Please copy all the lines that follow, word for word.

**Given entries**.
----

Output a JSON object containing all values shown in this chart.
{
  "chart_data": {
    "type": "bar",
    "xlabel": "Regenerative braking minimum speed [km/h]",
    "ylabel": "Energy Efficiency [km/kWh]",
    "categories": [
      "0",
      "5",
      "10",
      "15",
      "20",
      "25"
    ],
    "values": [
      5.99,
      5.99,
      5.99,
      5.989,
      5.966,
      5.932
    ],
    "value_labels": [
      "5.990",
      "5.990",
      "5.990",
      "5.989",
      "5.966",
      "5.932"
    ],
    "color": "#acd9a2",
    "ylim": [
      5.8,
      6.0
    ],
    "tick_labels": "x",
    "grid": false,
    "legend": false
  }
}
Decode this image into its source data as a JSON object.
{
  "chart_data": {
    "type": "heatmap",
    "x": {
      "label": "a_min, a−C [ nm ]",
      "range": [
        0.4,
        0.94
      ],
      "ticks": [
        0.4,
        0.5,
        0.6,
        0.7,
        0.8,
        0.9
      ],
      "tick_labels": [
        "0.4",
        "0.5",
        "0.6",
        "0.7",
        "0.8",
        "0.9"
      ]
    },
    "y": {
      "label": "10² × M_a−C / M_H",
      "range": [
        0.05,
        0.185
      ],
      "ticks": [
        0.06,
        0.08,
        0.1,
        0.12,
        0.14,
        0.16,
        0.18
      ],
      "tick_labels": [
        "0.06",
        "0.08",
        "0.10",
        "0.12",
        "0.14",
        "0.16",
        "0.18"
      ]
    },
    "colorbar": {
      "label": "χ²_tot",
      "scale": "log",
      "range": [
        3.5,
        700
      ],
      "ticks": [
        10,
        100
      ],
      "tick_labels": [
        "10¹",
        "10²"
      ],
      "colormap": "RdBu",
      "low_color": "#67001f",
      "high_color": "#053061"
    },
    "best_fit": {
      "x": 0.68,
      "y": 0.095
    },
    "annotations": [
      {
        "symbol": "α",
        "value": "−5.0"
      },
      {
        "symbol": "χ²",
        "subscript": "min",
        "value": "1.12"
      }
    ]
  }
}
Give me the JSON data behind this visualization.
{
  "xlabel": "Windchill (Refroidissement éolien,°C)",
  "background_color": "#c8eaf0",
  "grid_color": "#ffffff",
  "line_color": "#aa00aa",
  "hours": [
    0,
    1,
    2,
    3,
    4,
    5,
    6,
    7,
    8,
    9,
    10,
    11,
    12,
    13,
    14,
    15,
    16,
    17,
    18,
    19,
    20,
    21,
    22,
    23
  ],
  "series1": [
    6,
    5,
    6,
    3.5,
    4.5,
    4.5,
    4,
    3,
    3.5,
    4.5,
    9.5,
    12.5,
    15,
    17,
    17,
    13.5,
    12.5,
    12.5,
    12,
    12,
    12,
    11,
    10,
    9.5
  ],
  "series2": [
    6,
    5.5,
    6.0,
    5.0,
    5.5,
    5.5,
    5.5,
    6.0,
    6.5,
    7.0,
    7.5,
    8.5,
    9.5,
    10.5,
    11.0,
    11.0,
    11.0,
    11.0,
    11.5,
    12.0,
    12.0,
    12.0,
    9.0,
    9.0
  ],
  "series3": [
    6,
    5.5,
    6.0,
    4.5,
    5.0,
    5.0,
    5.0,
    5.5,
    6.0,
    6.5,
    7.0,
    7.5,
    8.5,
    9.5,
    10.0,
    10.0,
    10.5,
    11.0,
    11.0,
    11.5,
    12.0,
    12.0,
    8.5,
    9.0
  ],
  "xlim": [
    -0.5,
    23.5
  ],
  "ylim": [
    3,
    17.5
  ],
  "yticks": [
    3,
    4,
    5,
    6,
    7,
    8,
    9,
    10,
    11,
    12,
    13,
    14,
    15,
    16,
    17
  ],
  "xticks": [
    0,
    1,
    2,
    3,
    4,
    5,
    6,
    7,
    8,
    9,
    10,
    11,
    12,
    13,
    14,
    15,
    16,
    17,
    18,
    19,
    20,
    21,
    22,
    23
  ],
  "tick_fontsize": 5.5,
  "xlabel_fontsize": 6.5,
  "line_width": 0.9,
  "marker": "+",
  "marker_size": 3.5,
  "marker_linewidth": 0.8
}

----

**Answer to this task**.
Output a JSON object containing all values shown in this chart.
{
  "chart_data": {
    "type": "bar",
    "xlabel": "Regenerative braking minimum speed [km/h]",
    "ylabel": "Energy Efficiency [km/kWh]",
    "categories": [
      "0",
      "5",
      "10",
      "15",
      "20",
      "25"
    ],
    "values": [
      5.99,
      5.99,
      5.99,
      5.989,
      5.966,
      5.932
    ],
    "value_labels": [
      "5.990",
      "5.990",
      "5.990",
      "5.989",
      "5.966",
      "5.932"
    ],
    "color": "#acd9a2",
    "ylim": [
      5.8,
      6.0
    ],
    "tick_labels": "x",
    "grid": false,
    "legend": false
  }
}
Decode this image into its source data as a JSON object.
{
  "chart_data": {
    "type": "heatmap",
    "x": {
      "label": "a_min, a−C [ nm ]",
      "range": [
        0.4,
        0.94
      ],
      "ticks": [
        0.4,
        0.5,
        0.6,
        0.7,
        0.8,
        0.9
      ],
      "tick_labels": [
        "0.4",
        "0.5",
        "0.6",
        "0.7",
        "0.8",
        "0.9"
      ]
    },
    "y": {
      "label": "10² × M_a−C / M_H",
      "range": [
        0.05,
        0.185
      ],
      "ticks": [
        0.06,
        0.08,
        0.1,
        0.12,
        0.14,
        0.16,
        0.18
      ],
      "tick_labels": [
        "0.06",
        "0.08",
        "0.10",
        "0.12",
        "0.14",
        "0.16",
        "0.18"
      ]
    },
    "colorbar": {
      "label": "χ²_tot",
      "scale": "log",
      "range": [
        3.5,
        700
      ],
      "ticks": [
        10,
        100
      ],
      "tick_labels": [
        "10¹",
        "10²"
      ],
      "colormap": "RdBu",
      "low_color": "#67001f",
      "high_color": "#053061"
    },
    "best_fit": {
      "x": 0.68,
      "y": 0.095
    },
    "annotations": [
      {
        "symbol": "α",
        "value": "−5.0"
      },
      {
        "symbol": "χ²",
        "subscript": "min",
        "value": "1.12"
      }
    ]
  }
}
Give me the JSON data behind this visualization.
{
  "xlabel": "Windchill (Refroidissement éolien,°C)",
  "background_color": "#c8eaf0",
  "grid_color": "#ffffff",
  "line_color": "#aa00aa",
  "hours": [
    0,
    1,
    2,
    3,
    4,
    5,
    6,
    7,
    8,
    9,
    10,
    11,
    12,
    13,
    14,
    15,
    16,
    17,
    18,
    19,
    20,
    21,
    22,
    23
  ],
  "series1": [
    6,
    5,
    6,
    3.5,
    4.5,
    4.5,
    4,
    3,
    3.5,
    4.5,
    9.5,
    12.5,
    15,
    17,
    17,
    13.5,
    12.5,
    12.5,
    12,
    12,
    12,
    11,
    10,
    9.5
  ],
  "series2": [
    6,
    5.5,
    6.0,
    5.0,
    5.5,
    5.5,
    5.5,
    6.0,
    6.5,
    7.0,
    7.5,
    8.5,
    9.5,
    10.5,
    11.0,
    11.0,
    11.0,
    11.0,
    11.5,
    12.0,
    12.0,
    12.0,
    9.0,
    9.0
  ],
  "series3": [
    6,
    5.5,
    6.0,
    4.5,
    5.0,
    5.0,
    5.0,
    5.5,
    6.0,
    6.5,
    7.0,
    7.5,
    8.5,
    9.5,
    10.0,
    10.0,
    10.5,
    11.0,
    11.0,
    11.5,
    12.0,
    12.0,
    8.5,
    9.0
  ],
  "xlim": [
    -0.5,
    23.5
  ],
  "ylim": [
    3,
    17.5
  ],
  "yticks": [
    3,
    4,
    5,
    6,
    7,
    8,
    9,
    10,
    11,
    12,
    13,
    14,
    15,
    16,
    17
  ],
  "xticks": [
    0,
    1,
    2,
    3,
    4,
    5,
    6,
    7,
    8,
    9,
    10,
    11,
    12,
    13,
    14,
    15,
    16,
    17,
    18,
    19,
    20,
    21,
    22,
    23
  ],
  "tick_fontsize": 5.5,
  "xlabel_fontsize": 6.5,
  "line_width": 0.9,
  "marker": "+",
  "marker_size": 3.5,
  "marker_linewidth": 0.8
}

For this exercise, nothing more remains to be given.